» **DATA IN THIS EXERCISE**
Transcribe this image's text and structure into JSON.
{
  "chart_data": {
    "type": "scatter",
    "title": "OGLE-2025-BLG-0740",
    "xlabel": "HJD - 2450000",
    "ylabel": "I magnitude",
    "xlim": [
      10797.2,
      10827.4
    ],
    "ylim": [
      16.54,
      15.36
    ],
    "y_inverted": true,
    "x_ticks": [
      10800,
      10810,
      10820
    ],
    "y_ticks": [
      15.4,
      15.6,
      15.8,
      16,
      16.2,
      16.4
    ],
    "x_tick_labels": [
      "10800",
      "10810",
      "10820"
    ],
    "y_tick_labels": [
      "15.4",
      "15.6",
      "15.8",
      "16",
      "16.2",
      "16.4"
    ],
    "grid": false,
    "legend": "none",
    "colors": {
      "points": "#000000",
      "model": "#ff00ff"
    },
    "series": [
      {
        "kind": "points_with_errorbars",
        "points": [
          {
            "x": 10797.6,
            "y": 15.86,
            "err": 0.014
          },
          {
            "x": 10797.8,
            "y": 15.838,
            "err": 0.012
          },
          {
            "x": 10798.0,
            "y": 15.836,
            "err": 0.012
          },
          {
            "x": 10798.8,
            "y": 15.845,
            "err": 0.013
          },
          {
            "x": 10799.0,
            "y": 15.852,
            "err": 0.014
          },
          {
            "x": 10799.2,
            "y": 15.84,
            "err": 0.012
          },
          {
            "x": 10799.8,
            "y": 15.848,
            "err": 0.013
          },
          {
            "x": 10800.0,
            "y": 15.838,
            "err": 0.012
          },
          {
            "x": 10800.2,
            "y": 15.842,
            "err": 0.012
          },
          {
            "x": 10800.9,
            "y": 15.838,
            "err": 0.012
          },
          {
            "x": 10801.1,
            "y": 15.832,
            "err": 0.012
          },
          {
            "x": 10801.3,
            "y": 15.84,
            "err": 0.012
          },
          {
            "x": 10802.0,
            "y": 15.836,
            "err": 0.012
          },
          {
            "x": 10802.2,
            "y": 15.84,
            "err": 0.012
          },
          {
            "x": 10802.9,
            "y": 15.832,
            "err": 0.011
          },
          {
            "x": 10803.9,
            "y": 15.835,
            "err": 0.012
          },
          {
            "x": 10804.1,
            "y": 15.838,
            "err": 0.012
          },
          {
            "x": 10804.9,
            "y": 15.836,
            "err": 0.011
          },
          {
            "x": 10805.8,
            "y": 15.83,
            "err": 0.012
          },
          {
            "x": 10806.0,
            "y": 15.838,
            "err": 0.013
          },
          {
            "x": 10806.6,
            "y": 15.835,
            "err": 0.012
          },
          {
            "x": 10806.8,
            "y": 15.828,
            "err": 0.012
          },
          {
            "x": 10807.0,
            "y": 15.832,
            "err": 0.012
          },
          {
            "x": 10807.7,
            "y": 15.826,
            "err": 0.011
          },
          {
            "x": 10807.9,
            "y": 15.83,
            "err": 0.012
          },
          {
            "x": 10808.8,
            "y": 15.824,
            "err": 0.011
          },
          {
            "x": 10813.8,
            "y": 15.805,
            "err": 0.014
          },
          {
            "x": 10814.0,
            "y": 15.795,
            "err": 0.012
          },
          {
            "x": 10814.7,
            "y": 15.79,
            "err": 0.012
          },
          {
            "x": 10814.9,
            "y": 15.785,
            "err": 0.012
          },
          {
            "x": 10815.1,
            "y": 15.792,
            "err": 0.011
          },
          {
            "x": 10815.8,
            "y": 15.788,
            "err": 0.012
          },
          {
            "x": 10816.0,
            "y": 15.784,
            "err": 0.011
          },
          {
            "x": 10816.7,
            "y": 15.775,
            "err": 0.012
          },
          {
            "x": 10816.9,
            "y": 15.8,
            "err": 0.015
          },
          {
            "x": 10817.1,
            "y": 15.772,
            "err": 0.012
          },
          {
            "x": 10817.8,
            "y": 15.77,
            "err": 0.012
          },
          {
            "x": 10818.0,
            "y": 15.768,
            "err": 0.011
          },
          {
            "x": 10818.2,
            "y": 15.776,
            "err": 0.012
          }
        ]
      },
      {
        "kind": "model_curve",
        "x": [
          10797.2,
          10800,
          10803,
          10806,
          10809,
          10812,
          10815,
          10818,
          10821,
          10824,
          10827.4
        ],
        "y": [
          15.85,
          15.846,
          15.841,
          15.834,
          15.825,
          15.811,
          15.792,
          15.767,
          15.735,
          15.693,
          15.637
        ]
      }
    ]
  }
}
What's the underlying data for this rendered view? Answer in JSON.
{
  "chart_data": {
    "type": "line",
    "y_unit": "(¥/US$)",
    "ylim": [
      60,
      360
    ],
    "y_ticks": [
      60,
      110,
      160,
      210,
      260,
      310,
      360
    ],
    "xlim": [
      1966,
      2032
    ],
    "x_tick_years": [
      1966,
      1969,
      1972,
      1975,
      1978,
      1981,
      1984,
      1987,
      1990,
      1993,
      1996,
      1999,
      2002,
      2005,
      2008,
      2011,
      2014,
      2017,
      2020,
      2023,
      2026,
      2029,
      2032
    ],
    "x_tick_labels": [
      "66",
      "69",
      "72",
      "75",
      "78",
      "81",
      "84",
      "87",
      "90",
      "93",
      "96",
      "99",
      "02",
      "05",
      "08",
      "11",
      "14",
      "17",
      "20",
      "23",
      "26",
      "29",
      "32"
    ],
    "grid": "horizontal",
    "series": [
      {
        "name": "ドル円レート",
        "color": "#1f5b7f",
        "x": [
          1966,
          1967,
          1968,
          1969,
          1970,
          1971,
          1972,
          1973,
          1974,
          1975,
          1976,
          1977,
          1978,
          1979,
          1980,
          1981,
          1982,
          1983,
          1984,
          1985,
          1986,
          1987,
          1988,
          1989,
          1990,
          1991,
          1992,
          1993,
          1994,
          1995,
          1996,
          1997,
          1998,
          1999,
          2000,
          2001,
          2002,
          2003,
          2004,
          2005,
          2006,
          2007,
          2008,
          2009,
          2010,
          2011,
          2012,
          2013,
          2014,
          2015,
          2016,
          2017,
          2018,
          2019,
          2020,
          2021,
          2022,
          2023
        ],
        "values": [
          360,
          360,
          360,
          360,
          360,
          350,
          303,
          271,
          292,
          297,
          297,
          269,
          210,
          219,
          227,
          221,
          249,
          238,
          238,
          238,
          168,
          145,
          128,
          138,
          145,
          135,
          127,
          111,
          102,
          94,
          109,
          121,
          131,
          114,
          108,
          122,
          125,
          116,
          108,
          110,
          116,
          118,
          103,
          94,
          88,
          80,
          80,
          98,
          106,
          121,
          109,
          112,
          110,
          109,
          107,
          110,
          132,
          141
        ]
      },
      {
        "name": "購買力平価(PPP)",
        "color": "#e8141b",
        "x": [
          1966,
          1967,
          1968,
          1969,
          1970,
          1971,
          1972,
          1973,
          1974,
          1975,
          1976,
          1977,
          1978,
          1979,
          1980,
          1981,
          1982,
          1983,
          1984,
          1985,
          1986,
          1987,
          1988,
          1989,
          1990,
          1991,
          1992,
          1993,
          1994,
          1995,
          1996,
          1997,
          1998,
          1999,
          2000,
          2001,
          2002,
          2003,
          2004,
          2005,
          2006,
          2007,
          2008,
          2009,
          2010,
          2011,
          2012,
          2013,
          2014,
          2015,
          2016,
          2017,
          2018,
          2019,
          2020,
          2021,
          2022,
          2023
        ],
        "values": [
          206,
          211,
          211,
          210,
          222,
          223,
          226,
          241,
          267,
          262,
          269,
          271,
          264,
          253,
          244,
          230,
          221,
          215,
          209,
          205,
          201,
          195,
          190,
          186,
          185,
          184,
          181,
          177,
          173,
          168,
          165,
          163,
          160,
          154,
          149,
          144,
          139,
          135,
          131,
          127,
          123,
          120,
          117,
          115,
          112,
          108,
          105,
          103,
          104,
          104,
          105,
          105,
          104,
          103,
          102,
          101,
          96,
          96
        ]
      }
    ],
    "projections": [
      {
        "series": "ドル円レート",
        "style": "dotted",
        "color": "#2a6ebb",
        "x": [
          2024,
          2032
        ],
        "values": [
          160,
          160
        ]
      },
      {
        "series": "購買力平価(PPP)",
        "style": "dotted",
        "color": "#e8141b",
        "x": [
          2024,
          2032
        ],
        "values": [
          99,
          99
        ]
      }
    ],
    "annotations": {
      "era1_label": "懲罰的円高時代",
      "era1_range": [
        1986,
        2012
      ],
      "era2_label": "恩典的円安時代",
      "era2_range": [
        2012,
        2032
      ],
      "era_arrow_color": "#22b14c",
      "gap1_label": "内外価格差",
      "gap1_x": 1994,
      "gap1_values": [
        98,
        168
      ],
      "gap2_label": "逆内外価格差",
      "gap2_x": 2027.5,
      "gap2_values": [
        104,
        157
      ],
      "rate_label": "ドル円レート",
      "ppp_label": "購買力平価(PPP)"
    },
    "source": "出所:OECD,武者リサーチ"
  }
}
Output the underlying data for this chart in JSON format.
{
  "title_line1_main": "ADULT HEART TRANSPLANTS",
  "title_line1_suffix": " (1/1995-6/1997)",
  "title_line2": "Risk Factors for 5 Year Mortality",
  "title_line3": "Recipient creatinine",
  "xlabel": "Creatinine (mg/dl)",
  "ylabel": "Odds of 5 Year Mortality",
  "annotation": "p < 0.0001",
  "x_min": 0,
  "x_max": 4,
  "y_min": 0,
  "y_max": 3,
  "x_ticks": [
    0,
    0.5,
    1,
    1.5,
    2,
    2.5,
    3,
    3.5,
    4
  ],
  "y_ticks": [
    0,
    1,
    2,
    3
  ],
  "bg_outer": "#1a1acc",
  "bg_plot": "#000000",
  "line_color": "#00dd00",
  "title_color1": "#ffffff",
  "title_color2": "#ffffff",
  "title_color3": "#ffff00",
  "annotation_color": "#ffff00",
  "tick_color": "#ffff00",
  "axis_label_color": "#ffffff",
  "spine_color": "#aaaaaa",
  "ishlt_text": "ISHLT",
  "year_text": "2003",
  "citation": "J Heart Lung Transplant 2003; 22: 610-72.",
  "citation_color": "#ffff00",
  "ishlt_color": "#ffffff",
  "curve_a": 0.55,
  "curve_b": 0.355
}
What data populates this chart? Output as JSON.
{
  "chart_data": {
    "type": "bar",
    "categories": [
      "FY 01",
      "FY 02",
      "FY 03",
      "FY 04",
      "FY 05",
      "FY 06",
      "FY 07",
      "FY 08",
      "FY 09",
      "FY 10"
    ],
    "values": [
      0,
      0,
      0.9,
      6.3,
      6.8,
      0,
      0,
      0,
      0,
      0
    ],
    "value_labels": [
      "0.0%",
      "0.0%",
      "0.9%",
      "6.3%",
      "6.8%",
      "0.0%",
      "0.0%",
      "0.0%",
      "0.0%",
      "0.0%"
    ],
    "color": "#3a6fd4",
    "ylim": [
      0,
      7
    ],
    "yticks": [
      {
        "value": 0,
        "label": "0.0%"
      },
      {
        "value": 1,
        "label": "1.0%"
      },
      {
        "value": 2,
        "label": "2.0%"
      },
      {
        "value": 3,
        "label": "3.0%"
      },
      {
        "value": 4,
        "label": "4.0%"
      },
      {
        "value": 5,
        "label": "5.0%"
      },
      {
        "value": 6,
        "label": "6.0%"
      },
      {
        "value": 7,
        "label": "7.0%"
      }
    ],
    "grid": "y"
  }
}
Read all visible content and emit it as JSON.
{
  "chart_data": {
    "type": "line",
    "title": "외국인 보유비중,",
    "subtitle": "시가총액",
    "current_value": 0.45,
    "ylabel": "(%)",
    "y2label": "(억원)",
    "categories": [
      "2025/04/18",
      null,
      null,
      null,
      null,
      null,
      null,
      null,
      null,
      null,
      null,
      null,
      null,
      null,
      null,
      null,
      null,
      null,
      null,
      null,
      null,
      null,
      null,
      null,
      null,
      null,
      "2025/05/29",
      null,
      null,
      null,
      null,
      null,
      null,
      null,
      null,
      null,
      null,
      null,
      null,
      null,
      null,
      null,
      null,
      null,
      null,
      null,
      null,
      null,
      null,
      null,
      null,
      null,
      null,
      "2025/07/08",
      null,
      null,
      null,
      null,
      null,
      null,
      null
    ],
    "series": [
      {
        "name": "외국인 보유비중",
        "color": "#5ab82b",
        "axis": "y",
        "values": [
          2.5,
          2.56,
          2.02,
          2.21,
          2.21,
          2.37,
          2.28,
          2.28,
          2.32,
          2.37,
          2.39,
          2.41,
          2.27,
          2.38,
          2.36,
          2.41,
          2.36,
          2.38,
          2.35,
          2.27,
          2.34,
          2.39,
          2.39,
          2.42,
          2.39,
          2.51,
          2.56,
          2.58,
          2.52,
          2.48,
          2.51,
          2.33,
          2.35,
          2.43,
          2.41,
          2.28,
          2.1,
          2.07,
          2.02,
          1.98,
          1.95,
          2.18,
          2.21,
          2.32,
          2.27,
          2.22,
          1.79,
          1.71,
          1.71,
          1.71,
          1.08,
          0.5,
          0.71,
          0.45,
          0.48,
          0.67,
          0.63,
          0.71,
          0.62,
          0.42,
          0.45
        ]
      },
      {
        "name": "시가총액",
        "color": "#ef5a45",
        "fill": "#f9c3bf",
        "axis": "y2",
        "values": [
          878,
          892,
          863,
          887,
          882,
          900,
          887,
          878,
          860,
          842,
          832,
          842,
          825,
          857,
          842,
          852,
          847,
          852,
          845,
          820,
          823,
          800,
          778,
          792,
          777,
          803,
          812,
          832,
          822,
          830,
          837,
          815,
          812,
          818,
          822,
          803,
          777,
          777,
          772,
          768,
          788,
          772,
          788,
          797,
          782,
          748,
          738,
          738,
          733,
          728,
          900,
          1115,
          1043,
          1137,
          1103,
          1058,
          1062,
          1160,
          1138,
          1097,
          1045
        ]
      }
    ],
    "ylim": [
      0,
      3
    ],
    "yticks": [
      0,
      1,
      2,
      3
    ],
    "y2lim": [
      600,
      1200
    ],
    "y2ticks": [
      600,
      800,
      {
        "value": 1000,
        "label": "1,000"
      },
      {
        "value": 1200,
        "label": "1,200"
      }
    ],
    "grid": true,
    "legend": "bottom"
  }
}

» **AIM**
State how many lines in the entries above include the word "ドル円レート"; reply with the number alone.

» **RESULT BELOW**
3